This is the final chapter in a trilogy of video work by Kirwan, exploring mourning and memory through the physical act of journeying. The artist will also present a series of live performances in Venice during the biennial, in collaboration with the award- winning Dublin-based composer Tom Lane.
This year, Kirwan’s work will take up the entirety of a large room on the main floor of Palazzo Bembo, a restored 14th century palace on the Grand Canal. Upon entering this room, visitors will be immersed in the video’s large screens with a soundscape composed by Lane. The building’s Venetian-Byzantine architecture, with influences from Moorish Spain and the Gothic style of mainland Italy, echoes the confluence that is present in Kirwan’s work.

DATASET ENTRIES

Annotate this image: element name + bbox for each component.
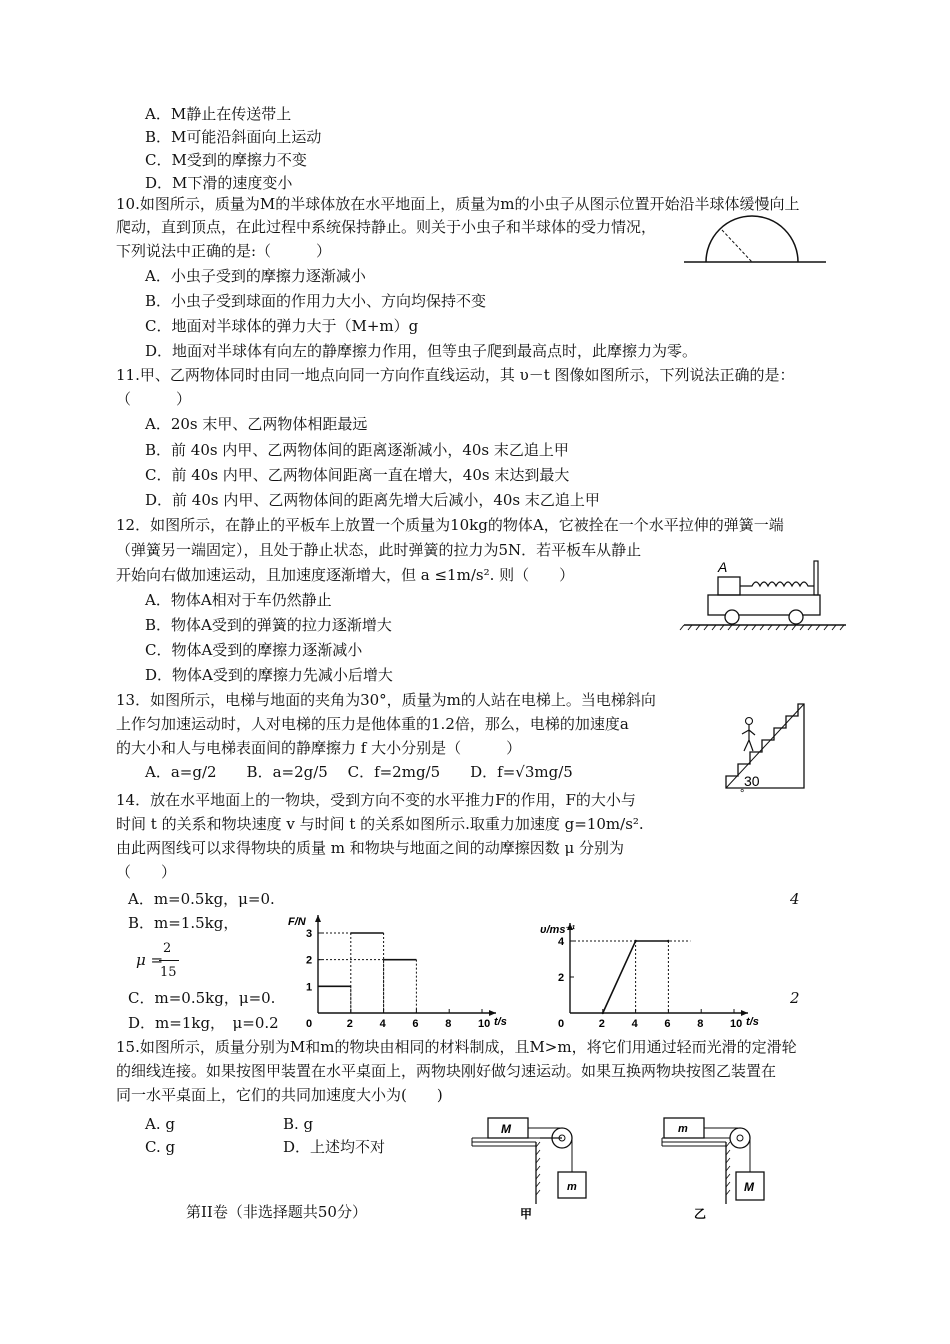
q15-option-b: B. g (283, 1115, 314, 1133)
section-heading: 第II卷（非选择题共50分） (186, 1203, 367, 1221)
x-tick-label: 4 (631, 1018, 638, 1030)
x-tick-label: 4 (379, 1018, 386, 1030)
y-axis-label: υ/ms⁻¹ (540, 924, 575, 936)
q15-yi-top-block: m (678, 1123, 688, 1135)
q12-line3: 开始向右做加速运动，且加速度逐渐增大，但 a ≤1m/s². 则（ ） (116, 566, 575, 584)
q14-option-b-numerator: 2 (163, 941, 172, 956)
q11-option-a: A．20s 末甲、乙两物体相距最远 (145, 415, 368, 433)
q12-option-b: B．物体A受到的弹簧的拉力逐渐增大 (145, 616, 392, 634)
q14-option-b: B．m=1.5kg， (128, 914, 239, 932)
q15-yi-hanging-block: M (744, 1180, 754, 1194)
q13-angle-label: 30 (744, 773, 760, 789)
q15-line1: 15.如图所示，质量分别为M和m的物块由相同的材料制成，且M>m，将它们用通过轻而光滑的定滑轮 (116, 1038, 797, 1056)
q15-jia-top-block: M (501, 1122, 511, 1136)
velocity-point (602, 1012, 604, 1014)
q13-line2: 上作匀加速运动时，人对电梯的压力是他体重的1.2倍，那么，电梯的加速度a (116, 715, 629, 733)
y-tick-label: 2 (558, 972, 565, 984)
x-tick-label: 8 (445, 1018, 452, 1030)
q14-option-c: C．m=0.5kg，μ=0. (128, 989, 276, 1007)
q14-option-a-tail: 4 (790, 890, 800, 908)
q12-option-d: D．物体A受到的摩擦力先减小后增大 (145, 666, 393, 684)
y-tick-label: 1 (306, 981, 313, 994)
q12-cart-figure (680, 555, 850, 635)
x-tick-label: 6 (412, 1018, 419, 1030)
x-tick-label: 10 (730, 1018, 743, 1030)
q10-hemisphere-figure (680, 220, 830, 270)
q14-option-c-tail: 2 (790, 989, 800, 1007)
q12-line1: 12．如图所示，在静止的平板车上放置一个质量为10kg的物体A，它被拴在一个水平拉伸的弹簧一端 (116, 516, 784, 534)
x-axis-label: t/s (494, 1016, 507, 1028)
y-axis-arrow (315, 915, 321, 922)
q14-line3: 由此两图线可以求得物块的质量 m 和物块与地面之间的动摩擦因数 μ 分别为 (116, 839, 625, 857)
q15-line2: 的细线连接。如果按图甲装置在水平桌面上，两物块刚好做匀速运动。如果互换两物块按图乙装置在 (116, 1062, 777, 1080)
x-tick-label: 0 (558, 1018, 565, 1030)
x-tick-label: 10 (478, 1018, 491, 1030)
x-axis-label: t/s (746, 1016, 759, 1028)
velocity-point (667, 940, 669, 942)
q15-jia-hanging-block: m (567, 1181, 577, 1193)
q10-line1: 10.如图所示，质量为M的半球体放在水平地面上，质量为m的小虫子从图示位置开始沿半球体缓慢向上 (116, 195, 800, 213)
q12-option-c: C．物体A受到的摩擦力逐渐减小 (145, 641, 363, 659)
q13-options: A．a=g/2 B．a=2g/5 C．f=2mg/5 D．f=√3mg/5 (145, 763, 573, 781)
q14-option-d: D．m=1kg， μ=0.2 (128, 1014, 279, 1032)
q15-option-a: A. g (145, 1115, 175, 1133)
q15-option-d: D．上述均不对 (283, 1138, 386, 1156)
y-tick-label: 4 (558, 936, 565, 948)
q13-angle-degree: ° (740, 788, 745, 800)
q10-option-a: A．小虫子受到的摩擦力逐渐减小 (145, 267, 366, 285)
q12-block-label: A (718, 559, 728, 575)
q11-option-c: C．前 40s 内甲、乙两物体间距离一直在增大，40s 末达到最大 (145, 466, 570, 484)
q14-option-b-mu: μ = (136, 951, 164, 969)
q14-force-time-chart (278, 896, 518, 1036)
q14-option-b-denominator: 15 (160, 965, 177, 980)
x-tick-label: 2 (346, 1018, 353, 1030)
x-tick-label: 8 (697, 1018, 704, 1030)
q14-line1: 14．放在水平地面上的一物块，受到方向不变的水平推力F的作用，F的大小与 (116, 791, 636, 809)
q12-line2: （弹簧另一端固定），且处于静止状态，此时弹簧的拉力为5N．若平板车从静止 (116, 541, 642, 559)
q14-velocity-time-chart (526, 896, 776, 1036)
y-tick-label: 2 (306, 954, 313, 967)
q9-option-a: A．M静止在传送带上 (145, 105, 292, 123)
q13-escalator-figure (718, 700, 808, 800)
q12-option-a: A．物体A相对于车仍然静止 (145, 591, 332, 609)
q14-line4: （ ） (116, 863, 177, 881)
q9-option-d: D．M下滑的速度变小 (145, 174, 293, 192)
y-tick-label: 3 (306, 928, 313, 940)
q15-option-c: C. g (145, 1138, 176, 1156)
q11-line1: 11.甲、乙两物体同时由同一地点向同一方向作直线运动，其 υ－t 图像如图所示，下列说法正确的是： (116, 366, 795, 384)
x-tick-label: 2 (598, 1018, 605, 1030)
q10-option-d: D．地面对半球体有向左的静摩擦力作用，但等虫子爬到最高点时，此摩擦力为零。 (145, 342, 698, 360)
x-tick-label: 0 (306, 1018, 313, 1030)
q9-option-b: B．M可能沿斜面向上运动 (145, 128, 322, 146)
q9-option-c: C．M受到的摩擦力不变 (145, 151, 307, 169)
x-tick-label: 6 (664, 1018, 671, 1030)
q11-line2: （ ） (116, 390, 192, 408)
q15-yi-caption: 乙 (694, 1207, 707, 1221)
y-axis-label: F/N (288, 916, 306, 928)
q14-fraction-bar (159, 960, 179, 961)
q11-option-b: B．前 40s 内甲、乙两物体间的距离逐渐减小，40s 末乙追上甲 (145, 441, 569, 459)
q14-line2: 时间 t 的关系和物块速度 v 与时间 t 的关系如图所示.取重力加速度 g=10m/s². (116, 815, 644, 833)
q15-jia-caption: 甲 (520, 1207, 533, 1221)
q15-figure-jia (470, 1110, 600, 1220)
q10-line2: 爬动，直到顶点，在此过程中系统保持静止。则关于小虫子和半球体的受力情况， (116, 218, 657, 236)
q13-line1: 13．如图所示，电梯与地面的夹角为30°，质量为m的人站在电梯上。当电梯斜向 (116, 691, 656, 709)
q10-option-b: B．小虫子受到球面的作用力大小、方向均保持不变 (145, 292, 487, 310)
q10-line3: 下列说法中正确的是:（ ） (116, 242, 332, 260)
q15-line3: 同一水平桌面上，它们的共同加速度大小为( ) (116, 1086, 443, 1104)
q14-option-a: A．m=0.5kg，μ=0. (128, 890, 275, 908)
q13-line3: 的大小和人与电梯表面间的静摩擦力 f 大小分别是（ ） (116, 739, 522, 757)
velocity-point (634, 940, 636, 942)
q10-option-c: C．地面对半球体的弹力大于（M+m）g (145, 317, 419, 335)
q15-figure-yi (660, 1110, 790, 1220)
q11-option-d: D．前 40s 内甲、乙两物体间的距离先增大后减小，40s 末乙追上甲 (145, 491, 600, 509)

TASK LIST
A - Translate this sentence from the passage on Kirwan's work into Spanish: "Upon entering this room, visitors will be immersed in the video’s large screens with a soundscape composed by Lane."
B - Transcribe the section of the passage on Kirwan's work starting at "This is the" and ending at "in Kirwan’s work.".

FINAL RESULTS
A - Al entrar en esta sala, los visitantes quedarán inmersos en las grandes pantallas del vídeo, con un paisaje sonoro compuesto por Lane.

B -
This is the final chapter in a trilogy of video work by Kirwan, exploring mourning and memory through the physical act of journeying. The artist will also present a series of live performances in Venice during the biennial, in collaboration with the award- winning Dublin-based composer Tom Lane.
This year, Kirwan’s work will take up the entirety of a large room on the main floor of Palazzo Bembo, a restored 14th century palace on the Grand Canal. Upon entering this room, visitors will be immersed in the video’s large screens with a soundscape composed by Lane. The building’s Venetian-Byzantine architecture, with influences from Moorish Spain and the Gothic style of mainland Italy, echoes the confluence that is present in Kirwan’s work.